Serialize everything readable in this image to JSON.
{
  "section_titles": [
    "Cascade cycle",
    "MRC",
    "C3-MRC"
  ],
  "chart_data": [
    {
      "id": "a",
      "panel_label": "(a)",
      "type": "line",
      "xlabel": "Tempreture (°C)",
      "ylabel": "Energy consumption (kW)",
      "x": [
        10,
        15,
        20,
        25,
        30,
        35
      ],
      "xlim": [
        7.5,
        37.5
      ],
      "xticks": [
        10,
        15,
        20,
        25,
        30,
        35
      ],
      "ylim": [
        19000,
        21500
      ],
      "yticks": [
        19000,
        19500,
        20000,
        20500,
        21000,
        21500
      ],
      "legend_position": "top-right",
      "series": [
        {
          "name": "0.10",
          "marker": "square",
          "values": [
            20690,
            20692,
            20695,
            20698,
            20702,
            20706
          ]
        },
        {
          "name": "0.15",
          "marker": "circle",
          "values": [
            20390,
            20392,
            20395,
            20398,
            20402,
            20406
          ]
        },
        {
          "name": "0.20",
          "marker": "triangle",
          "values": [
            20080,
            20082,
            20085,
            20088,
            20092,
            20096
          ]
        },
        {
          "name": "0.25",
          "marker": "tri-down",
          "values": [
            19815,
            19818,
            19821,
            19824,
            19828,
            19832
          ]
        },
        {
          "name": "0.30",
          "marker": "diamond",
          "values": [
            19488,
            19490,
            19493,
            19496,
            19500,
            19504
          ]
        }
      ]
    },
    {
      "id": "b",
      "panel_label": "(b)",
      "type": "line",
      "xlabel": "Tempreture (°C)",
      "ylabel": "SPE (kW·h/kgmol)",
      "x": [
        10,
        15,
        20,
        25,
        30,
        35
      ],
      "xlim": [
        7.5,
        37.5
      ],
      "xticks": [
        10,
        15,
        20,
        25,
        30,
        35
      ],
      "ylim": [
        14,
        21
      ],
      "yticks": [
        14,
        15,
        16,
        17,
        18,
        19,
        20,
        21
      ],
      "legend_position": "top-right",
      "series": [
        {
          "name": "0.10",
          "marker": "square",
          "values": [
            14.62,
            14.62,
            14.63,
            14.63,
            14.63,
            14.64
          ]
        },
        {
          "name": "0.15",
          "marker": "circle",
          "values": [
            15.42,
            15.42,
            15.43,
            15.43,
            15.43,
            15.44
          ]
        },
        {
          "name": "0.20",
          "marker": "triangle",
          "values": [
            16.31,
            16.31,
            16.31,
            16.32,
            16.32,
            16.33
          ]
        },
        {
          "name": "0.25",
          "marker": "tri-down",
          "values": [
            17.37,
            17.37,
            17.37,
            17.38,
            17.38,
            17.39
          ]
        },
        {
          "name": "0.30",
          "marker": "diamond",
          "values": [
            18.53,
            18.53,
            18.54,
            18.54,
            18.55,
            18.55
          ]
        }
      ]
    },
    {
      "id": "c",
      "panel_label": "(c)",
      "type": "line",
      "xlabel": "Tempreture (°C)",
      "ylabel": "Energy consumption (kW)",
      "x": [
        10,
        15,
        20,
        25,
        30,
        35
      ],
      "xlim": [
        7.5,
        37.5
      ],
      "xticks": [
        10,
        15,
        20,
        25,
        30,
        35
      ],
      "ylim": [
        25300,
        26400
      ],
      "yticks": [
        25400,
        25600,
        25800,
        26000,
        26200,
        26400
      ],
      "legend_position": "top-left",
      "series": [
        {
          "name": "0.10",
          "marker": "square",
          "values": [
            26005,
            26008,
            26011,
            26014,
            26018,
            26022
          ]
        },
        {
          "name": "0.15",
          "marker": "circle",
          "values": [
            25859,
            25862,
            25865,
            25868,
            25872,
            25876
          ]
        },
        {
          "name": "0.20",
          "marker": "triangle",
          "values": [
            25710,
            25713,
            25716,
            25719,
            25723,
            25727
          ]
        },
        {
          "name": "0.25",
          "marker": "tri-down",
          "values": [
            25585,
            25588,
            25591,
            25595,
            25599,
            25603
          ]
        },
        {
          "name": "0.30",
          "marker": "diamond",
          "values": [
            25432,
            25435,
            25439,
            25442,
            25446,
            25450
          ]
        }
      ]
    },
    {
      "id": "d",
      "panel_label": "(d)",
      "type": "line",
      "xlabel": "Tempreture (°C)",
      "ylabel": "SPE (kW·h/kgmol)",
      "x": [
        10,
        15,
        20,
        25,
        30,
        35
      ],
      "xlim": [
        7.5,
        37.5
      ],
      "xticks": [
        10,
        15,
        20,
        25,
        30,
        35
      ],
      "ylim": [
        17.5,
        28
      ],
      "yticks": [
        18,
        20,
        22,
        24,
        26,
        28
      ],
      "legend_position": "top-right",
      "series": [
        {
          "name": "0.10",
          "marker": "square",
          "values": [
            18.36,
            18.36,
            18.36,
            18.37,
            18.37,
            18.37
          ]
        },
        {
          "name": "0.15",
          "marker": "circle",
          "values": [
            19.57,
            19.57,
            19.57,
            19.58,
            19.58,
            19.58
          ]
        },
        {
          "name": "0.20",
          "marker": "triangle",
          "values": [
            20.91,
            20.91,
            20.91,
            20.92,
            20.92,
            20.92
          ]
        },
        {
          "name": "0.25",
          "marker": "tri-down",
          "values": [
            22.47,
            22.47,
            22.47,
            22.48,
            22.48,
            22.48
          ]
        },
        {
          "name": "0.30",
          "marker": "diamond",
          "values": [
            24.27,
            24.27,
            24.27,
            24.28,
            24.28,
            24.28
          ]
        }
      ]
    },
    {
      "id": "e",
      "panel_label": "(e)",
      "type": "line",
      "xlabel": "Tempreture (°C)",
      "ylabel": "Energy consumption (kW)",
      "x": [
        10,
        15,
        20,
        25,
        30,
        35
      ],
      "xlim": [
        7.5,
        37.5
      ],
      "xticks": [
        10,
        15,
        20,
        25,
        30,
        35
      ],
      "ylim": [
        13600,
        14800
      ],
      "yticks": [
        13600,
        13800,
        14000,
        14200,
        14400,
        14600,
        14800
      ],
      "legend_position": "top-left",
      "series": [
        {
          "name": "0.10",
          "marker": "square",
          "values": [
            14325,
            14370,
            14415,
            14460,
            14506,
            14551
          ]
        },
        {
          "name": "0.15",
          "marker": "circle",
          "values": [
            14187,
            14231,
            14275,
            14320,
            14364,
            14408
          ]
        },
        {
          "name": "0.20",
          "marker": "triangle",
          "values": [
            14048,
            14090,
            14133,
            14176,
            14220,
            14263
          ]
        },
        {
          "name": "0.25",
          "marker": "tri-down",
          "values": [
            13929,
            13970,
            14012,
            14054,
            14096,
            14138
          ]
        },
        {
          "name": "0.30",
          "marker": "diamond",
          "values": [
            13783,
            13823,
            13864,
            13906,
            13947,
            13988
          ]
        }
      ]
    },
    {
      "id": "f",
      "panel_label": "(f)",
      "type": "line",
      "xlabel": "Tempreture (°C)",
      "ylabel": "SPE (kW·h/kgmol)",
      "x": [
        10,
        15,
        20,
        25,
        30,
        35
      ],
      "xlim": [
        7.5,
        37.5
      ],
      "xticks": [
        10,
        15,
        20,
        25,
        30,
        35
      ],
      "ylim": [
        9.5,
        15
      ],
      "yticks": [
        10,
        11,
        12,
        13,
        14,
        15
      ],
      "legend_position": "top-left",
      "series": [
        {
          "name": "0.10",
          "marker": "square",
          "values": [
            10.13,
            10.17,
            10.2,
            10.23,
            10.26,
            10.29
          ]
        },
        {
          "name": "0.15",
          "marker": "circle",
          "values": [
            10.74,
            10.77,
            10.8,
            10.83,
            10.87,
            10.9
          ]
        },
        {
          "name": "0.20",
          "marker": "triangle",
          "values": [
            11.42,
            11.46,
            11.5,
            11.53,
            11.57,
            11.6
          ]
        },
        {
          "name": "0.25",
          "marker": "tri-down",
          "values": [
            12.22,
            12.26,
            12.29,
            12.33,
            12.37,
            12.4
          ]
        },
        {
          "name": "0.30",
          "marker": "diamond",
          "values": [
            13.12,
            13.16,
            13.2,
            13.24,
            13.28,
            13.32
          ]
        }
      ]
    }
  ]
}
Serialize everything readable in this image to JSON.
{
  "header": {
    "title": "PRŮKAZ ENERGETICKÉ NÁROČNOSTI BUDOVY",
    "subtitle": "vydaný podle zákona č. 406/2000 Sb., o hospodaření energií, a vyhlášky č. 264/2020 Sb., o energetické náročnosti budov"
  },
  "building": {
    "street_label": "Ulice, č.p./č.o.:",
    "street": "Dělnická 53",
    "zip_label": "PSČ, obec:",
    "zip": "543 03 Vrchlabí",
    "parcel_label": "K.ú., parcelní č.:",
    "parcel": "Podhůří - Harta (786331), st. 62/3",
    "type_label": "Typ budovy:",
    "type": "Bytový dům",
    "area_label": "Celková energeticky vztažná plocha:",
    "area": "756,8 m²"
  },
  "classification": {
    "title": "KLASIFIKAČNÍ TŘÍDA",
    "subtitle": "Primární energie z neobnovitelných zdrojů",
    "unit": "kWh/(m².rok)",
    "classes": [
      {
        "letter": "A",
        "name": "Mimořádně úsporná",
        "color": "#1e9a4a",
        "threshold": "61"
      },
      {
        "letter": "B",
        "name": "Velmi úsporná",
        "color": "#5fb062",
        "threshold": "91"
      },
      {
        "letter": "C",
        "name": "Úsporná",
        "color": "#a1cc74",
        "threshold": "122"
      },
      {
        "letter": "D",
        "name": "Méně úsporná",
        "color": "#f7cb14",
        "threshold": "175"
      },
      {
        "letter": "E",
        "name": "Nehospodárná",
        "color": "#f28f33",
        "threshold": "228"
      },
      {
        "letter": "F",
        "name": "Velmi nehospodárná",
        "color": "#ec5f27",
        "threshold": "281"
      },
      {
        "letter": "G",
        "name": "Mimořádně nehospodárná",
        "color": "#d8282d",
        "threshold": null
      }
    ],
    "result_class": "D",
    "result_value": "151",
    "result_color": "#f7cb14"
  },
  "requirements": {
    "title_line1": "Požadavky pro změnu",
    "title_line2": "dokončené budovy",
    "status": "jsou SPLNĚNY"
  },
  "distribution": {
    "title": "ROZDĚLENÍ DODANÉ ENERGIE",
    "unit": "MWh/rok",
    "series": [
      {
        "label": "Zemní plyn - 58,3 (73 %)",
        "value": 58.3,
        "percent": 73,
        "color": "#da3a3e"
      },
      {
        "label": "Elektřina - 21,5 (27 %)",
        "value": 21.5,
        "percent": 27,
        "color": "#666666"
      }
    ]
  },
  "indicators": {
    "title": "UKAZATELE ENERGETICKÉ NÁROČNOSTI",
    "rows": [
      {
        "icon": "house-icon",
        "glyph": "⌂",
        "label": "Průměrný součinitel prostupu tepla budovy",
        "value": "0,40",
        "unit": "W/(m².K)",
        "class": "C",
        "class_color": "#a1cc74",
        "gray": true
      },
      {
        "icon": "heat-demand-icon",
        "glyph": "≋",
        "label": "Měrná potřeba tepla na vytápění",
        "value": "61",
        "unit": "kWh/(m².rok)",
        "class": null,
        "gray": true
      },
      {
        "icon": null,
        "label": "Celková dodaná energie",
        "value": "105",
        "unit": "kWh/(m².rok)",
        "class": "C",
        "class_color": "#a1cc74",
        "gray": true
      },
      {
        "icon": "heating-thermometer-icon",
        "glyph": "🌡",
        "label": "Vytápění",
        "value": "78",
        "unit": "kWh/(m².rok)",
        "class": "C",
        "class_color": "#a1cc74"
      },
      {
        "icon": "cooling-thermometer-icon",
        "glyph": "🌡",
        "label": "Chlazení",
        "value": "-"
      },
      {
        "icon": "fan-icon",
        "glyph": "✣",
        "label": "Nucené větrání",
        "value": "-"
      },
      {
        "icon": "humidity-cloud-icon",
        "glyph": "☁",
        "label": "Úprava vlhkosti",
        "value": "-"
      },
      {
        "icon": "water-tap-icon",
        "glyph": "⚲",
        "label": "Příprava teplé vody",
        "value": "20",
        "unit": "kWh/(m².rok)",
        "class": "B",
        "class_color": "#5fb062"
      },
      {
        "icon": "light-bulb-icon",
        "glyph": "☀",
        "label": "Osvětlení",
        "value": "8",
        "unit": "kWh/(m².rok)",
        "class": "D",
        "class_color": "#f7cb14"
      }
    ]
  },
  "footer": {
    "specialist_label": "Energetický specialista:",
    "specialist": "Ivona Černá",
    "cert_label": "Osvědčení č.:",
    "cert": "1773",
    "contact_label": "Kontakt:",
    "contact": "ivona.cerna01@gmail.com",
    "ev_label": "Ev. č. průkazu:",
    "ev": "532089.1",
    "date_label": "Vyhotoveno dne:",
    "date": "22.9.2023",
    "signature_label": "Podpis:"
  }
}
###
EXERCISE BRIEF →
Pick out all the lines with the word "Velmi" in them and copy them.

SOLUTION TO THE PROBLEM →
        "name": "Velmi úsporná",
        "name": "Velmi nehospodárná",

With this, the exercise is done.